• **The task**
Reproduce the records below exactly as given.

• **Data lines**
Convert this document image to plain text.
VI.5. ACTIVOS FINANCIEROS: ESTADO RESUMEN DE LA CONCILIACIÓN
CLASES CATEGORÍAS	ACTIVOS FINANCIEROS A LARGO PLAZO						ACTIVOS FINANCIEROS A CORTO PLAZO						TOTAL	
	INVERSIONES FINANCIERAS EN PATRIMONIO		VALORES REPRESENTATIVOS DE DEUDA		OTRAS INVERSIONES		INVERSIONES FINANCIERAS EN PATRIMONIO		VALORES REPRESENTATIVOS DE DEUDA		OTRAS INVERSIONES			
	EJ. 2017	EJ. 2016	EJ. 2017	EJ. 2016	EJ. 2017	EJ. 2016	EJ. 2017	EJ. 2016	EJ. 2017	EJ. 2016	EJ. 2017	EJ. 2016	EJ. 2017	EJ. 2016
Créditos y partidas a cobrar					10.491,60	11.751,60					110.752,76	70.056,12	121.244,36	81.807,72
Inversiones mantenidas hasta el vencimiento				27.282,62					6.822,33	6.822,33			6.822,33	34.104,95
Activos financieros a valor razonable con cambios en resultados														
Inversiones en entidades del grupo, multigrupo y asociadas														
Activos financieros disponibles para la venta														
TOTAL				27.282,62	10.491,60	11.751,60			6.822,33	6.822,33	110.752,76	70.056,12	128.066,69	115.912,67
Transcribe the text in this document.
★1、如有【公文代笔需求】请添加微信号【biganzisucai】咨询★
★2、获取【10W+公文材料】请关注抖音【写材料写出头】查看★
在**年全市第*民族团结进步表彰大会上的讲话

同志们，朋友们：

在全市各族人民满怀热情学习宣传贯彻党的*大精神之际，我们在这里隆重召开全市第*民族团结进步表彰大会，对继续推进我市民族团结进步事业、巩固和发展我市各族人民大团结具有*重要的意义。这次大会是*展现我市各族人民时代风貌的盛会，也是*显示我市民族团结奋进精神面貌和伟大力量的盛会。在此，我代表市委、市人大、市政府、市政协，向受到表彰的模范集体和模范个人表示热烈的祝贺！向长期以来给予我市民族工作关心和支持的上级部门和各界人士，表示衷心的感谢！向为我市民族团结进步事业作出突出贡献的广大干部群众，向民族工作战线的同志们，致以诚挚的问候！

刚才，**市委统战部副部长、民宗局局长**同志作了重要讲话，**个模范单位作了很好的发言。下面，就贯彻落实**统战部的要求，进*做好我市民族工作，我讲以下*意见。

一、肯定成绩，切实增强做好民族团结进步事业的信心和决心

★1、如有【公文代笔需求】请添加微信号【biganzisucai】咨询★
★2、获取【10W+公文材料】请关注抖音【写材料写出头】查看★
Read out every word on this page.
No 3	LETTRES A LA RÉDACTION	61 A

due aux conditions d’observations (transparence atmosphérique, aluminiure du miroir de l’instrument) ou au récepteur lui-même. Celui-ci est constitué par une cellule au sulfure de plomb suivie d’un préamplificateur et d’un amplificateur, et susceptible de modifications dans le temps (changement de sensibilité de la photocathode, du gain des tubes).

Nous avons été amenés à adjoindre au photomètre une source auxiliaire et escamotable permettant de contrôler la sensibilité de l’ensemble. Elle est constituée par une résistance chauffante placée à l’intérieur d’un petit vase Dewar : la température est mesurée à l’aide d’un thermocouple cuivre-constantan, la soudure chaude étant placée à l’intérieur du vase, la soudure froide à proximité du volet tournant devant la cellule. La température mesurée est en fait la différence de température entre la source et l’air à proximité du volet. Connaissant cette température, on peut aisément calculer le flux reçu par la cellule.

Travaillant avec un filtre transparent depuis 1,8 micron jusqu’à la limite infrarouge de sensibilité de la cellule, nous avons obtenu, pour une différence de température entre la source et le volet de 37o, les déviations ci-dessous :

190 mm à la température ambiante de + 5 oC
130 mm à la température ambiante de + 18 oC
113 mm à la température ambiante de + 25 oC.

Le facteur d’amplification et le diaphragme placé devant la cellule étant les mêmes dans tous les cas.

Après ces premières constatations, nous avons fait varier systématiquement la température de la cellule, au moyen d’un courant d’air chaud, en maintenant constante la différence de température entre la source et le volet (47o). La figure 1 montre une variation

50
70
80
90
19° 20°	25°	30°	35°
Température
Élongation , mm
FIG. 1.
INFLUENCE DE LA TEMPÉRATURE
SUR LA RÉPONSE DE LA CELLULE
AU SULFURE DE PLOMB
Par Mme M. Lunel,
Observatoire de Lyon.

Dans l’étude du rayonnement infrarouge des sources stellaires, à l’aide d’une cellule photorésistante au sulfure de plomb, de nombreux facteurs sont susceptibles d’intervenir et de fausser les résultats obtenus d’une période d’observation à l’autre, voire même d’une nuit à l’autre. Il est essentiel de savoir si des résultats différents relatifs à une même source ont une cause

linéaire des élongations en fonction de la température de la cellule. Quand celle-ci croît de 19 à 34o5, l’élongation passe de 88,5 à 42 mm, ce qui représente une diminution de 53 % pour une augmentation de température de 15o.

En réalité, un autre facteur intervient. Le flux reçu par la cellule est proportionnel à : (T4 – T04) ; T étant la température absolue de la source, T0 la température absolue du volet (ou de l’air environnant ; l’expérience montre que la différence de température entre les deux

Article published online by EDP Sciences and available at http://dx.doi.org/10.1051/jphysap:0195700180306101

• **Written response**
Convert this document image to plain text.
VI.5. ACTIVOS FINANCIEROS: ESTADO RESUMEN DE LA CONCILIACIÓN
CLASES CATEGORÍAS	ACTIVOS FINANCIEROS A LARGO PLAZO						ACTIVOS FINANCIEROS A CORTO PLAZO						TOTAL	
	INVERSIONES FINANCIERAS EN PATRIMONIO		VALORES REPRESENTATIVOS DE DEUDA		OTRAS INVERSIONES		INVERSIONES FINANCIERAS EN PATRIMONIO		VALORES REPRESENTATIVOS DE DEUDA		OTRAS INVERSIONES			
	EJ. 2017	EJ. 2016	EJ. 2017	EJ. 2016	EJ. 2017	EJ. 2016	EJ. 2017	EJ. 2016	EJ. 2017	EJ. 2016	EJ. 2017	EJ. 2016	EJ. 2017	EJ. 2016
Créditos y partidas a cobrar					10.491,60	11.751,60					110.752,76	70.056,12	121.244,36	81.807,72
Inversiones mantenidas hasta el vencimiento				27.282,62					6.822,33	6.822,33			6.822,33	34.104,95
Activos financieros a valor razonable con cambios en resultados														
Inversiones en entidades del grupo, multigrupo y asociadas														
Activos financieros disponibles para la venta														
TOTAL				27.282,62	10.491,60	11.751,60			6.822,33	6.822,33	110.752,76	70.056,12	128.066,69	115.912,67
Transcribe the text in this document.
★1、如有【公文代笔需求】请添加微信号【biganzisucai】咨询★
★2、获取【10W+公文材料】请关注抖音【写材料写出头】查看★
在**年全市第*民族团结进步表彰大会上的讲话

同志们，朋友们：

在全市各族人民满怀热情学习宣传贯彻党的*大精神之际，我们在这里隆重召开全市第*民族团结进步表彰大会，对继续推进我市民族团结进步事业、巩固和发展我市各族人民大团结具有*重要的意义。这次大会是*展现我市各族人民时代风貌的盛会，也是*显示我市民族团结奋进精神面貌和伟大力量的盛会。在此，我代表市委、市人大、市政府、市政协，向受到表彰的模范集体和模范个人表示热烈的祝贺！向长期以来给予我市民族工作关心和支持的上级部门和各界人士，表示衷心的感谢！向为我市民族团结进步事业作出突出贡献的广大干部群众，向民族工作战线的同志们，致以诚挚的问候！

刚才，**市委统战部副部长、民宗局局长**同志作了重要讲话，**个模范单位作了很好的发言。下面，就贯彻落实**统战部的要求，进*做好我市民族工作，我讲以下*意见。

一、肯定成绩，切实增强做好民族团结进步事业的信心和决心

★1、如有【公文代笔需求】请添加微信号【biganzisucai】咨询★
★2、获取【10W+公文材料】请关注抖音【写材料写出头】查看★
Read out every word on this page.
No 3	LETTRES A LA RÉDACTION	61 A

due aux conditions d’observations (transparence atmosphérique, aluminiure du miroir de l’instrument) ou au récepteur lui-même. Celui-ci est constitué par une cellule au sulfure de plomb suivie d’un préamplificateur et d’un amplificateur, et susceptible de modifications dans le temps (changement de sensibilité de la photocathode, du gain des tubes).

Nous avons été amenés à adjoindre au photomètre une source auxiliaire et escamotable permettant de contrôler la sensibilité de l’ensemble. Elle est constituée par une résistance chauffante placée à l’intérieur d’un petit vase Dewar : la température est mesurée à l’aide d’un thermocouple cuivre-constantan, la soudure chaude étant placée à l’intérieur du vase, la soudure froide à proximité du volet tournant devant la cellule. La température mesurée est en fait la différence de température entre la source et l’air à proximité du volet. Connaissant cette température, on peut aisément calculer le flux reçu par la cellule.

Travaillant avec un filtre transparent depuis 1,8 micron jusqu’à la limite infrarouge de sensibilité de la cellule, nous avons obtenu, pour une différence de température entre la source et le volet de 37o, les déviations ci-dessous :

190 mm à la température ambiante de + 5 oC
130 mm à la température ambiante de + 18 oC
113 mm à la température ambiante de + 25 oC.

Le facteur d’amplification et le diaphragme placé devant la cellule étant les mêmes dans tous les cas.

Après ces premières constatations, nous avons fait varier systématiquement la température de la cellule, au moyen d’un courant d’air chaud, en maintenant constante la différence de température entre la source et le volet (47o). La figure 1 montre une variation

50
70
80
90
19° 20°	25°	30°	35°
Température
Élongation , mm
FIG. 1.
INFLUENCE DE LA TEMPÉRATURE
SUR LA RÉPONSE DE LA CELLULE
AU SULFURE DE PLOMB
Par Mme M. Lunel,
Observatoire de Lyon.

Dans l’étude du rayonnement infrarouge des sources stellaires, à l’aide d’une cellule photorésistante au sulfure de plomb, de nombreux facteurs sont susceptibles d’intervenir et de fausser les résultats obtenus d’une période d’observation à l’autre, voire même d’une nuit à l’autre. Il est essentiel de savoir si des résultats différents relatifs à une même source ont une cause

linéaire des élongations en fonction de la température de la cellule. Quand celle-ci croît de 19 à 34o5, l’élongation passe de 88,5 à 42 mm, ce qui représente une diminution de 53 % pour une augmentation de température de 15o.

En réalité, un autre facteur intervient. Le flux reçu par la cellule est proportionnel à : (T4 – T04) ; T étant la température absolue de la source, T0 la température absolue du volet (ou de l’air environnant ; l’expérience montre que la différence de température entre les deux

Article published online by EDP Sciences and available at http://dx.doi.org/10.1051/jphysap:0195700180306101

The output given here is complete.